[What needs to be done]
Reproduce the entries below in full, word for word.

Extracted records:
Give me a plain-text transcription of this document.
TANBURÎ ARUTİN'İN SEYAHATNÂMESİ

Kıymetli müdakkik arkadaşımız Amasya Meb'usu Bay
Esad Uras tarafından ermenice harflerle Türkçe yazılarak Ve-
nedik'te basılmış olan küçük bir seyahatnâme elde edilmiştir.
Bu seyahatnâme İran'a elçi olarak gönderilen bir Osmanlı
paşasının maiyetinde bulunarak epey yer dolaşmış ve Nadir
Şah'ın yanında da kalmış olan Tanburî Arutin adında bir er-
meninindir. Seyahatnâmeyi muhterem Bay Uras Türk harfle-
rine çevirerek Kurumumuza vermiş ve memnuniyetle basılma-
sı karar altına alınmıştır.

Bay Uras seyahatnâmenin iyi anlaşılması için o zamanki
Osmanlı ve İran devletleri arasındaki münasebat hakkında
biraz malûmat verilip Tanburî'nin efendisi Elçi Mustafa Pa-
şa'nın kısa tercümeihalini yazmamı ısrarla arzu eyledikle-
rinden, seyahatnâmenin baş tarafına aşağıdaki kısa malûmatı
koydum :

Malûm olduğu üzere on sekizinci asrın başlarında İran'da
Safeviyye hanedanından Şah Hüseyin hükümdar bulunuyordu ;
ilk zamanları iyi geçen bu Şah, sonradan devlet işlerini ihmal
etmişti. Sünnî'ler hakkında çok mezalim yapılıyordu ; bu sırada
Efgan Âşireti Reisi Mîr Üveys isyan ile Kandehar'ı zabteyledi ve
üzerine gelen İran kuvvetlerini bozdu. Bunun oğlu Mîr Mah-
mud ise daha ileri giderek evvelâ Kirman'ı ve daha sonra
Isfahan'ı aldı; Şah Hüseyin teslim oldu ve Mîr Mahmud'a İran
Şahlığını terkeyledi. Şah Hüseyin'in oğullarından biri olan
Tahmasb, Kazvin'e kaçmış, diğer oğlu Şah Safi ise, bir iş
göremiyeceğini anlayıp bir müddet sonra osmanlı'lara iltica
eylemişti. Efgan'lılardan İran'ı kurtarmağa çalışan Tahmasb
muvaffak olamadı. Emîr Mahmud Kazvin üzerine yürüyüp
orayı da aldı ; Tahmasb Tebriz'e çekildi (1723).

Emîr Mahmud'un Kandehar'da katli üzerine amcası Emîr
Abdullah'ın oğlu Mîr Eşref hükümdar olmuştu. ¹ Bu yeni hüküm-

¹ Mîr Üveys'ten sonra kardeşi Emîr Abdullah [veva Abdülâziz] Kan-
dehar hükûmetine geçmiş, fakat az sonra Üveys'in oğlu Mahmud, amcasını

[Answer to the task]
Give me a plain-text transcription of this document.
TANBURÎ ARUTİN'İN SEYAHATNÂMESİ

Kıymetli müdakkik arkadaşımız Amasya Meb'usu Bay
Esad Uras tarafından ermenice harflerle Türkçe yazılarak Ve-
nedik'te basılmış olan küçük bir seyahatnâme elde edilmiştir.
Bu seyahatnâme İran'a elçi olarak gönderilen bir Osmanlı
paşasının maiyetinde bulunarak epey yer dolaşmış ve Nadir
Şah'ın yanında da kalmış olan Tanburî Arutin adında bir er-
meninindir. Seyahatnâmeyi muhterem Bay Uras Türk harfle-
rine çevirerek Kurumumuza vermiş ve memnuniyetle basılma-
sı karar altına alınmıştır.

Bay Uras seyahatnâmenin iyi anlaşılması için o zamanki
Osmanlı ve İran devletleri arasındaki münasebat hakkında
biraz malûmat verilip Tanburî'nin efendisi Elçi Mustafa Pa-
şa'nın kısa tercümeihalini yazmamı ısrarla arzu eyledikle-
rinden, seyahatnâmenin baş tarafına aşağıdaki kısa malûmatı
koydum :

Malûm olduğu üzere on sekizinci asrın başlarında İran'da
Safeviyye hanedanından Şah Hüseyin hükümdar bulunuyordu ;
ilk zamanları iyi geçen bu Şah, sonradan devlet işlerini ihmal
etmişti. Sünnî'ler hakkında çok mezalim yapılıyordu ; bu sırada
Efgan Âşireti Reisi Mîr Üveys isyan ile Kandehar'ı zabteyledi ve
üzerine gelen İran kuvvetlerini bozdu. Bunun oğlu Mîr Mah-
mud ise daha ileri giderek evvelâ Kirman'ı ve daha sonra
Isfahan'ı aldı; Şah Hüseyin teslim oldu ve Mîr Mahmud'a İran
Şahlığını terkeyledi. Şah Hüseyin'in oğullarından biri olan
Tahmasb, Kazvin'e kaçmış, diğer oğlu Şah Safi ise, bir iş
göremiyeceğini anlayıp bir müddet sonra osmanlı'lara iltica
eylemişti. Efgan'lılardan İran'ı kurtarmağa çalışan Tahmasb
muvaffak olamadı. Emîr Mahmud Kazvin üzerine yürüyüp
orayı da aldı ; Tahmasb Tebriz'e çekildi (1723).

Emîr Mahmud'un Kandehar'da katli üzerine amcası Emîr
Abdullah'ın oğlu Mîr Eşref hükümdar olmuştu. ¹ Bu yeni hüküm-

¹ Mîr Üveys'ten sonra kardeşi Emîr Abdullah [veva Abdülâziz] Kan-
dehar hükûmetine geçmiş, fakat az sonra Üveys'in oğlu Mahmud, amcasını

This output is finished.